### Work instructions
Copy out all lines carrying the word "deben".

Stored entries
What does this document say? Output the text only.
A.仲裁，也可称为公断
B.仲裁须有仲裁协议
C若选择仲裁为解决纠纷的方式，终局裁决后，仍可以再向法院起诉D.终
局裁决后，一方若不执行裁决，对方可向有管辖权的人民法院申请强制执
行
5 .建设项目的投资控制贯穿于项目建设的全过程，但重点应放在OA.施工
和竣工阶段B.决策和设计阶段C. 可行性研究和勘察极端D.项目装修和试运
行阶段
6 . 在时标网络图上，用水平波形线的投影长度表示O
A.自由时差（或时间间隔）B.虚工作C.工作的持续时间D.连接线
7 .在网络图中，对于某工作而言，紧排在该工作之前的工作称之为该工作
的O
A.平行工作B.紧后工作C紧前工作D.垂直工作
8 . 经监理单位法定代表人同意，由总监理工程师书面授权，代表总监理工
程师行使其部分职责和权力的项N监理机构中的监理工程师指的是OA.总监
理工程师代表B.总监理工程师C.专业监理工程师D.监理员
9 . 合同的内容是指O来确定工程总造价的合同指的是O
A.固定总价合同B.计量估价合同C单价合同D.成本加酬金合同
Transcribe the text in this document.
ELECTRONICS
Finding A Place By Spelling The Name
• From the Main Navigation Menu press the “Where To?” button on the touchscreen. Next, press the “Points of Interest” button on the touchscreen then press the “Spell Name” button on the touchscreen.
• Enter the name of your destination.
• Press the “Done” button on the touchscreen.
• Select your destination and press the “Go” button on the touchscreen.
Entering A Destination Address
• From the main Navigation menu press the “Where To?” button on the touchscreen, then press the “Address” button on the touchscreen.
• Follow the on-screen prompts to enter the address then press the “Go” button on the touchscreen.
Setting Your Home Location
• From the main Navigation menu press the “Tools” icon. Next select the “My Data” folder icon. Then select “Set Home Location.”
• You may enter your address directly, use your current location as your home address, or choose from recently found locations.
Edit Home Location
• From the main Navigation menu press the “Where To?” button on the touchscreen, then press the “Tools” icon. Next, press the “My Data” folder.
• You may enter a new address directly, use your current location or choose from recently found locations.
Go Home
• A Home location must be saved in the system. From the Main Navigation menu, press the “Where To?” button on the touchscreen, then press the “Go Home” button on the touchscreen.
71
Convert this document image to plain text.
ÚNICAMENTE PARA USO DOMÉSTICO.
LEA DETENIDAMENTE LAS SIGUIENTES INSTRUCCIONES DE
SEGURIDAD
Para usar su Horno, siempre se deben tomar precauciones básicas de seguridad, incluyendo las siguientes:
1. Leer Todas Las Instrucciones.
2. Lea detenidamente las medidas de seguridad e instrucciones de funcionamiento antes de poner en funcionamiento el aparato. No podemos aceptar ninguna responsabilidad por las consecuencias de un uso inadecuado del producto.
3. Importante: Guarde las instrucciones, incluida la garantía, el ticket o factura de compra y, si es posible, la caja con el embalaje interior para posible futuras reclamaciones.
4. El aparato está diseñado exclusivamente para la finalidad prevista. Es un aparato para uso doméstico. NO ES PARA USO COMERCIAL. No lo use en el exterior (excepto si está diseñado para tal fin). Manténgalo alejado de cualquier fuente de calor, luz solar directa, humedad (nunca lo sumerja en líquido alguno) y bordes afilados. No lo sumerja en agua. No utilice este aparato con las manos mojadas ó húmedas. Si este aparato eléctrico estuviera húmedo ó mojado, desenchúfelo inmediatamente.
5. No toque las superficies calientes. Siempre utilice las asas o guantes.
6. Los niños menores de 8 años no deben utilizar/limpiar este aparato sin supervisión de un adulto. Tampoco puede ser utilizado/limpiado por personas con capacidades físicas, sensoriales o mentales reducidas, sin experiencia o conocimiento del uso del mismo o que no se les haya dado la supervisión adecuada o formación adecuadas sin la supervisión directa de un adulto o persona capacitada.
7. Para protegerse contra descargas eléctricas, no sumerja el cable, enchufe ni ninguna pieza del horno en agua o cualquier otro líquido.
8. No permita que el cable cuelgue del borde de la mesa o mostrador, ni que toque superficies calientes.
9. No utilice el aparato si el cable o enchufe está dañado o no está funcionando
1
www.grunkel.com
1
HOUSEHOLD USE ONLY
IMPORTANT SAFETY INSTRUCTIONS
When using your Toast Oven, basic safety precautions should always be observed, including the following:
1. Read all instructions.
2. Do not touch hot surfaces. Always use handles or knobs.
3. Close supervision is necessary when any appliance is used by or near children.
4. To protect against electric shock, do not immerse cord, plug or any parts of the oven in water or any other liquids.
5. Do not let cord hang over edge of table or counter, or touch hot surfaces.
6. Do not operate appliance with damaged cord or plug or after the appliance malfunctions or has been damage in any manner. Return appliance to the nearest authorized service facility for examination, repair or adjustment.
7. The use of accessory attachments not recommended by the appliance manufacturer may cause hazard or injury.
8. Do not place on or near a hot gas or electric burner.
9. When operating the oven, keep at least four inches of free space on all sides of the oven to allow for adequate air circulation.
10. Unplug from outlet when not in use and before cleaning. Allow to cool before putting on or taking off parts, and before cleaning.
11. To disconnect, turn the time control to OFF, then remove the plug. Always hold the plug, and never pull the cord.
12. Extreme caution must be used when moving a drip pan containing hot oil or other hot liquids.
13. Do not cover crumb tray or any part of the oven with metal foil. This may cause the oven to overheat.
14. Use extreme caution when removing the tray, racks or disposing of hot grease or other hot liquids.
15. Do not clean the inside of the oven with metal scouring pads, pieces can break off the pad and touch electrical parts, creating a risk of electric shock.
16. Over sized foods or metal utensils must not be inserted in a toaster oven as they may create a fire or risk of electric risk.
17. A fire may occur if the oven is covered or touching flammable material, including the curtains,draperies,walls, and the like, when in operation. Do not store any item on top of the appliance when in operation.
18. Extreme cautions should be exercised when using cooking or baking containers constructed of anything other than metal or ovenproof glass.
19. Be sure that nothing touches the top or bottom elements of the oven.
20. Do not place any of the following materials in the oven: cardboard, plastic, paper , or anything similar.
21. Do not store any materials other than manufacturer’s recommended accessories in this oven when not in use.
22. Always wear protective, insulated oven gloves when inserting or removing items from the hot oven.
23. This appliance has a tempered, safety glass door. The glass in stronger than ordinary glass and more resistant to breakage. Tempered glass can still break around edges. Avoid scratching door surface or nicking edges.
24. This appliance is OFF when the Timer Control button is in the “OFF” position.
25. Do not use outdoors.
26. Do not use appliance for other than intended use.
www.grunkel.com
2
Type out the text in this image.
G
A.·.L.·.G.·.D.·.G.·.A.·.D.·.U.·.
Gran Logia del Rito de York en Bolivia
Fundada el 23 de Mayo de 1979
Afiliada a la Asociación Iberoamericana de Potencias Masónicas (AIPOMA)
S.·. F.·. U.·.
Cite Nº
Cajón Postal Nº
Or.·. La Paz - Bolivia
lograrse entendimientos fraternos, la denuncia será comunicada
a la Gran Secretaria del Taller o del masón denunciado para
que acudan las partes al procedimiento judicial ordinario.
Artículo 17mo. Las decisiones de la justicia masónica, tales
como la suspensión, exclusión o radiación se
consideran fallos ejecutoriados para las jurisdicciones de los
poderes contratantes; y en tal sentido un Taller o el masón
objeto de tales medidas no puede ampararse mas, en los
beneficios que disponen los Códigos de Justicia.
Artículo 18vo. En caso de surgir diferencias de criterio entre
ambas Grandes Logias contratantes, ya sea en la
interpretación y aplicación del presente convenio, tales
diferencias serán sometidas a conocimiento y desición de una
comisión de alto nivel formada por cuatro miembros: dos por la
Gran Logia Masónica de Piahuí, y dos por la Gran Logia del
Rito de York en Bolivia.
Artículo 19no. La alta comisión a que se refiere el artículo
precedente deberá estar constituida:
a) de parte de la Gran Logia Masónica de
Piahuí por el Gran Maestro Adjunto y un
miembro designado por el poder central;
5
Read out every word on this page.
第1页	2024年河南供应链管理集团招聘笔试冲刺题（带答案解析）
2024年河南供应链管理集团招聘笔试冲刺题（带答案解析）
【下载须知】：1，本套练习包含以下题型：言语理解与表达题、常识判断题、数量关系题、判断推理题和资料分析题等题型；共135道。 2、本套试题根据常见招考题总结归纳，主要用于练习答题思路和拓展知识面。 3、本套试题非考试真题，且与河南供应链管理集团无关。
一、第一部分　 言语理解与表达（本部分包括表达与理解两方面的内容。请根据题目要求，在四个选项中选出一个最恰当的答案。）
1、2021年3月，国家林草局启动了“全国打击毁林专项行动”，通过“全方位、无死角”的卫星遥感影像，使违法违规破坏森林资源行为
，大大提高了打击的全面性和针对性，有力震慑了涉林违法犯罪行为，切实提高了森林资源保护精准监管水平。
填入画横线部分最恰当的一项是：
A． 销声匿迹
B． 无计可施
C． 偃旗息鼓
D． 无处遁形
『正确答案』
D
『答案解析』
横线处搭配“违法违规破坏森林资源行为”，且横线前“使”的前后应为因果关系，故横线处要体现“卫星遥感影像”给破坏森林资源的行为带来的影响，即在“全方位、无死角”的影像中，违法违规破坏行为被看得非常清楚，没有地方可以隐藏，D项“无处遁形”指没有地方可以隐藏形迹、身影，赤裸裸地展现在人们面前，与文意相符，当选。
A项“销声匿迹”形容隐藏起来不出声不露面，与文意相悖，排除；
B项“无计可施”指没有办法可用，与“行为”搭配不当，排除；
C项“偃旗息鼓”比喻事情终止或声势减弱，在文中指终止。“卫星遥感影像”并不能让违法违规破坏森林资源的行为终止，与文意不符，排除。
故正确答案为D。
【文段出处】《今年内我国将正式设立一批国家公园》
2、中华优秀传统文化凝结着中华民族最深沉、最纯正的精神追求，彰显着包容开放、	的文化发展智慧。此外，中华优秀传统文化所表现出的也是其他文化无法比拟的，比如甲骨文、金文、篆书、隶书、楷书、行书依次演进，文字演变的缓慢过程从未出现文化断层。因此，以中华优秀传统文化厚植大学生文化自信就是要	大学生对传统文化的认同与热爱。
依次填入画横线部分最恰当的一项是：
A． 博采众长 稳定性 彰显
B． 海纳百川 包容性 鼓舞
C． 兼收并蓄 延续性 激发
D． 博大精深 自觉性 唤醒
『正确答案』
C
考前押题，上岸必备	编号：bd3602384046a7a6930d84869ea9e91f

### Output
Para usar su Horno, siempre se deben tomar precauciones básicas de seguridad, incluyendo las siguientes:
6. Los niños menores de 8 años no deben utilizar/limpiar este aparato sin supervisión de un adulto. Tampoco puede ser utilizado/limpiado por personas con capacidades físicas, sensoriales o mentales reducidas, sin experiencia o conocimiento del uso del mismo o que no se les haya dado la supervisión adecuada o formación adecuadas sin la supervisión directa de un adulto o persona capacitada.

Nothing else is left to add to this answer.